## EXERCISE GOAL
Filter these entries so that only lines with the word "JSON" remain.

## EXTRACTED MATERIAL

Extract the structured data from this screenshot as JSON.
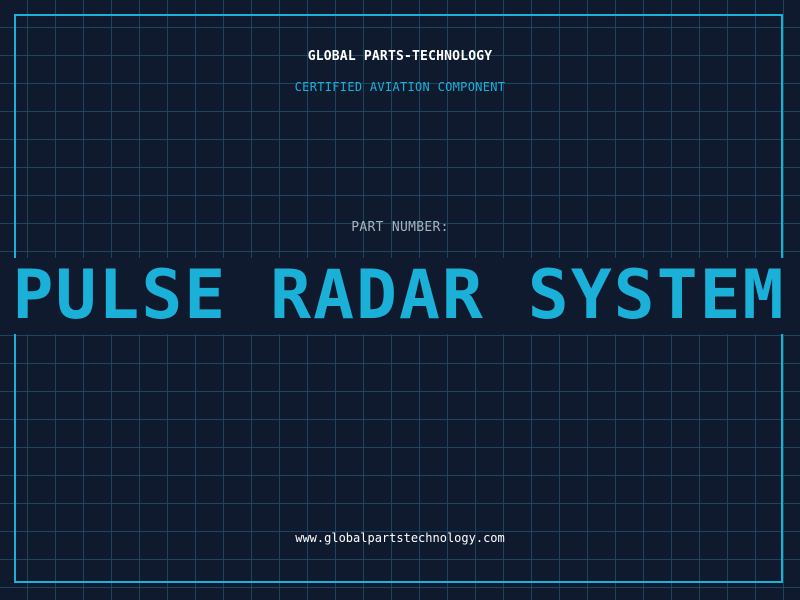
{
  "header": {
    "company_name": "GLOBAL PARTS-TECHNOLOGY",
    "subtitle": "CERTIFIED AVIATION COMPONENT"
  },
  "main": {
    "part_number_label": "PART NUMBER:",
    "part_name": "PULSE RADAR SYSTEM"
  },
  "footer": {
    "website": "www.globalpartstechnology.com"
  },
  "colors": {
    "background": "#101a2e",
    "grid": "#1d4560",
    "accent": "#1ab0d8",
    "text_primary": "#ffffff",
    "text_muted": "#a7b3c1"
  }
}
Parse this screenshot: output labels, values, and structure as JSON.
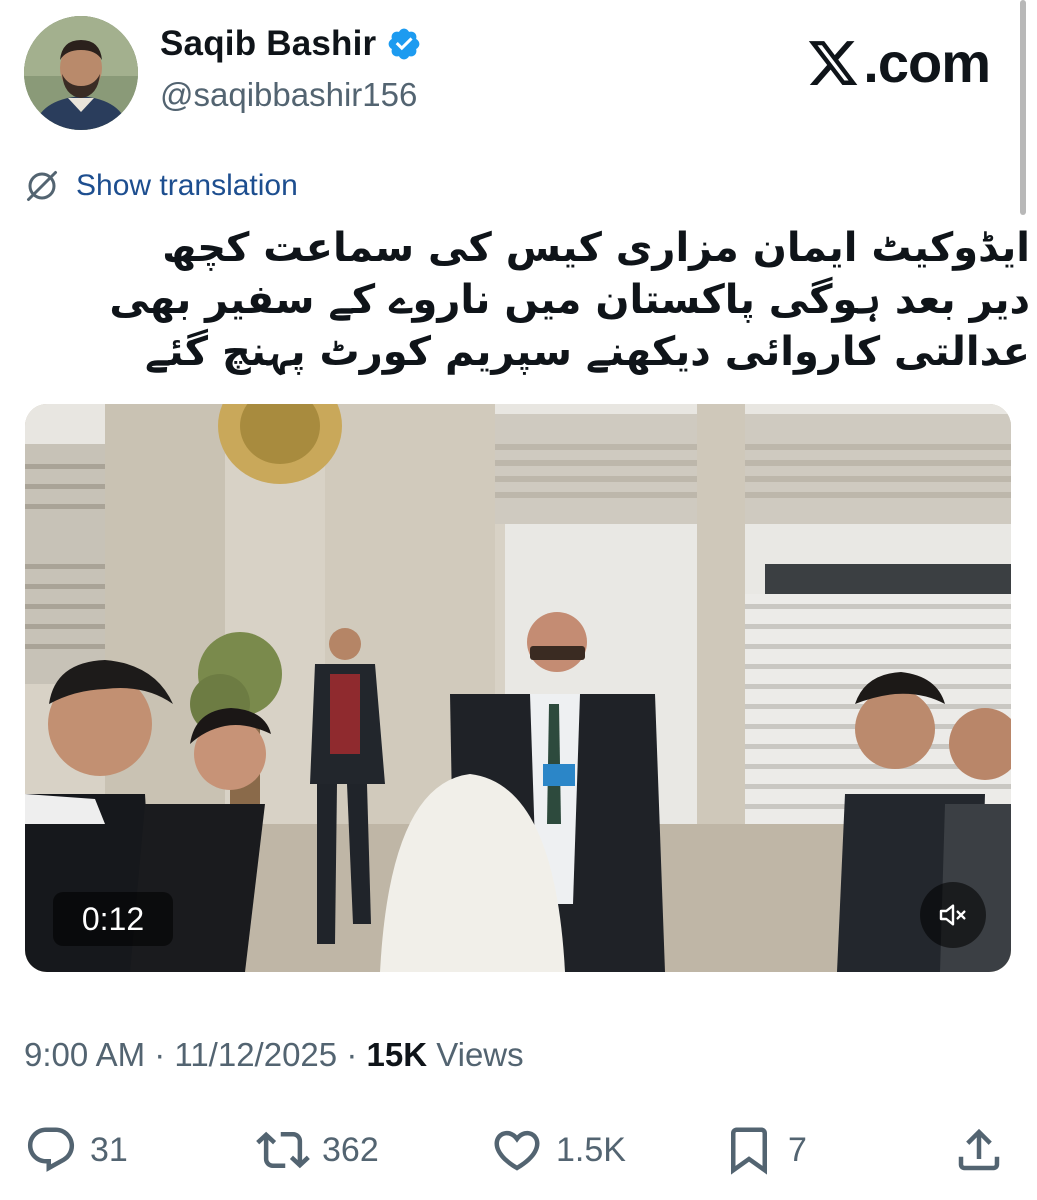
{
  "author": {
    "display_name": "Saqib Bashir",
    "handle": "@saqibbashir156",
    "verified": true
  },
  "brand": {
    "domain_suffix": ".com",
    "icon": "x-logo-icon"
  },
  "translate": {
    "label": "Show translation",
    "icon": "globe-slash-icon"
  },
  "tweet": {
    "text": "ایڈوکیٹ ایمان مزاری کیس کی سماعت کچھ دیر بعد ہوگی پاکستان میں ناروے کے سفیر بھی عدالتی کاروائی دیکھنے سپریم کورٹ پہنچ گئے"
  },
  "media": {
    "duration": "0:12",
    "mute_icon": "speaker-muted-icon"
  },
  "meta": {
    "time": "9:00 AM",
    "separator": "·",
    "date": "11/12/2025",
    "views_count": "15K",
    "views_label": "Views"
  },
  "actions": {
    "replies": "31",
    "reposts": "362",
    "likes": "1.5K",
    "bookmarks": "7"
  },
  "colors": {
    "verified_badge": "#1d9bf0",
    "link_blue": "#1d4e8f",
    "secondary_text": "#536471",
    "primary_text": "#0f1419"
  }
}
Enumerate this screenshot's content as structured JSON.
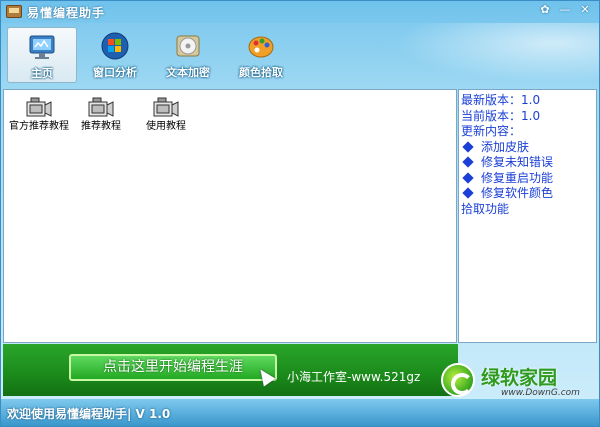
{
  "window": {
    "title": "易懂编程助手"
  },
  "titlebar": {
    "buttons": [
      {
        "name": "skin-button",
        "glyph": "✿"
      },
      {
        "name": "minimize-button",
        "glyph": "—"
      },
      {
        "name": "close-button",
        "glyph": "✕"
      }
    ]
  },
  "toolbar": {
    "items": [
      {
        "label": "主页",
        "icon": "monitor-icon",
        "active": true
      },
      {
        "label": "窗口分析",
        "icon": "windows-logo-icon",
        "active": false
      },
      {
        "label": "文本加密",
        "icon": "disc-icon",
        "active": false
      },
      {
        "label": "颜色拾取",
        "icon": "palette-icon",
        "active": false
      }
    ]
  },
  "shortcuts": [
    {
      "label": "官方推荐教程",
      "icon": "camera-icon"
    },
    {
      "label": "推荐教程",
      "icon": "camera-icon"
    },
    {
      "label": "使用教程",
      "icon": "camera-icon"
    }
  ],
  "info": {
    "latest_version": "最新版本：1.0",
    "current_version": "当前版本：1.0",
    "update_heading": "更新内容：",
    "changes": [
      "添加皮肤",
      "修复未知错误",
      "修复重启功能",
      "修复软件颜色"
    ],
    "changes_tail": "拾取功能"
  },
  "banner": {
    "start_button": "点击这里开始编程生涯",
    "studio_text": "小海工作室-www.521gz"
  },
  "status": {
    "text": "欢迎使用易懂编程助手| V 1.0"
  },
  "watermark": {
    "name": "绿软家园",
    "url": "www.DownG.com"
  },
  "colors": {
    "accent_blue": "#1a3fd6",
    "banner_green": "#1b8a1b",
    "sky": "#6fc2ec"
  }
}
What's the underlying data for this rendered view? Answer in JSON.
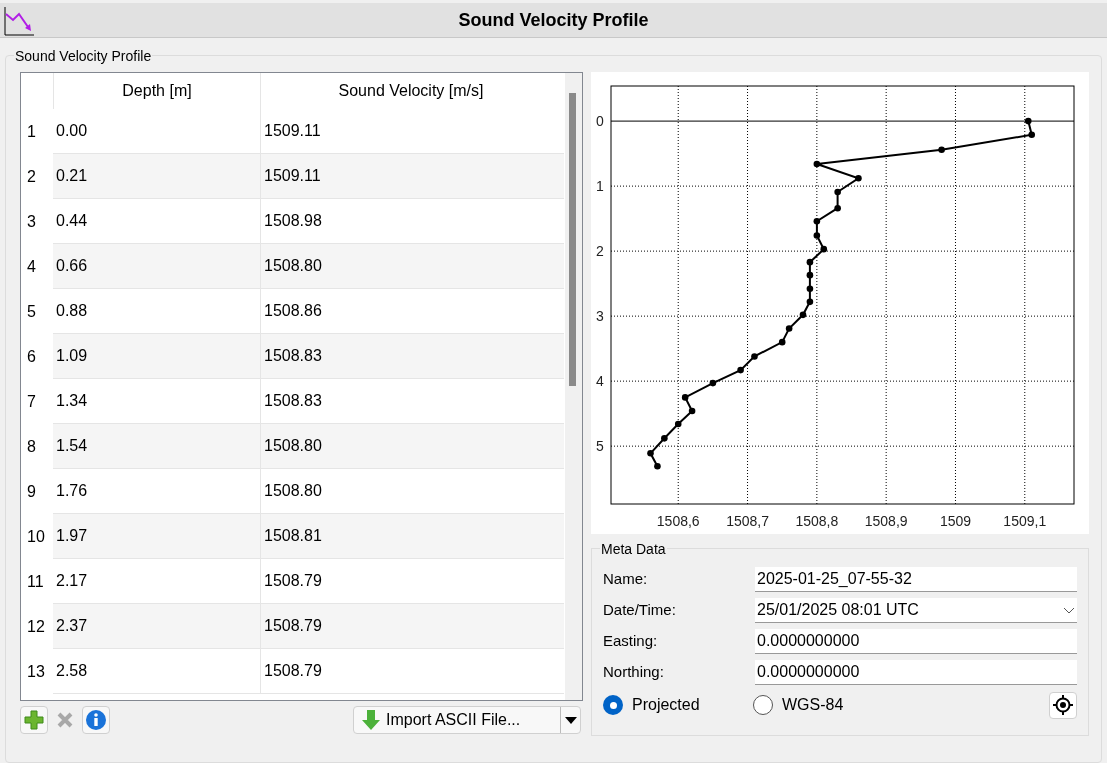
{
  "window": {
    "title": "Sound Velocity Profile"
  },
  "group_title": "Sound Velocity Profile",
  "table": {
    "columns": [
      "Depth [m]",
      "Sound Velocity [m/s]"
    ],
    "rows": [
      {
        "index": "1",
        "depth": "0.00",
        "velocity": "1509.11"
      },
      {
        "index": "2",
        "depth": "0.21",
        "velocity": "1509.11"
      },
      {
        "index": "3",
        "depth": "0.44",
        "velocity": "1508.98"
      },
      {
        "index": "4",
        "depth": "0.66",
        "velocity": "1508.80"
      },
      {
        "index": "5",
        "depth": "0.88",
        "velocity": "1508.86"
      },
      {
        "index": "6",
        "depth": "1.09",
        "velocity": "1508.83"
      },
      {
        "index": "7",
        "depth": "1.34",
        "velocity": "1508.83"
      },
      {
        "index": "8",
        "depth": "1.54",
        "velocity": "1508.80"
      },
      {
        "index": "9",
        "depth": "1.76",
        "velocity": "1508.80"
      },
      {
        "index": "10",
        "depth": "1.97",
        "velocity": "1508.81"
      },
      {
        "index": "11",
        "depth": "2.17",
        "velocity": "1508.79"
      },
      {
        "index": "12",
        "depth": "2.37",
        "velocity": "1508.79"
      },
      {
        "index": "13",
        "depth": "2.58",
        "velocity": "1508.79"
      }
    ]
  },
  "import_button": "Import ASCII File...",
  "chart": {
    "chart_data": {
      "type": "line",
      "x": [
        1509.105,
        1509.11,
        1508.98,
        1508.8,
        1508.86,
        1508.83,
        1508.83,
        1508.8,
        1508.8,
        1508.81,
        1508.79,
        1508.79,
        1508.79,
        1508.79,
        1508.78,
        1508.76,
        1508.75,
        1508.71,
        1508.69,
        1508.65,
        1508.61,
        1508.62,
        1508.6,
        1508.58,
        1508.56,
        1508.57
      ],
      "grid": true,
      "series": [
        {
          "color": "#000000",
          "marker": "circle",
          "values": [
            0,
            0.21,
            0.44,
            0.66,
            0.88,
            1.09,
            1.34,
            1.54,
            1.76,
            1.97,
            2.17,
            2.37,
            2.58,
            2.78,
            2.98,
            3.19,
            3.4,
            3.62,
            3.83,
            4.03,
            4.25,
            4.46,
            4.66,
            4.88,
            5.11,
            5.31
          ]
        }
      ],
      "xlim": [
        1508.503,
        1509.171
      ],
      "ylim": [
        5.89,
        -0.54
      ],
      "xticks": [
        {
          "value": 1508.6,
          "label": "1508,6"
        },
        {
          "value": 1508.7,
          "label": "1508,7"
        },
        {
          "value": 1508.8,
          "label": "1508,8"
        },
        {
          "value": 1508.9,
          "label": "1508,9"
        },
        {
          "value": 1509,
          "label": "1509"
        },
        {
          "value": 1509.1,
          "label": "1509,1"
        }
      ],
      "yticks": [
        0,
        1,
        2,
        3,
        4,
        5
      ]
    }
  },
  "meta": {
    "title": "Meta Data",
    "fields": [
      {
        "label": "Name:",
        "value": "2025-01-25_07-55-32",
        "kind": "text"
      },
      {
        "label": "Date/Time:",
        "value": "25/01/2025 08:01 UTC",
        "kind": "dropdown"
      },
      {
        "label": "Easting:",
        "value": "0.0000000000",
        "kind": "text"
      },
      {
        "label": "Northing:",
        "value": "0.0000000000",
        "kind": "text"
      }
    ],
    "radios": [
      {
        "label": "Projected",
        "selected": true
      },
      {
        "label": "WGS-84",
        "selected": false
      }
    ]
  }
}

## THE COMPLETED TASK
Extract the structured data from this screenshot as JSON.
Parse this screenshot: output labels, values, and structure as JSON.
Enumerate this screenshot's content as structured JSON.
What's the underlying data for this rendered view? Answer in JSON.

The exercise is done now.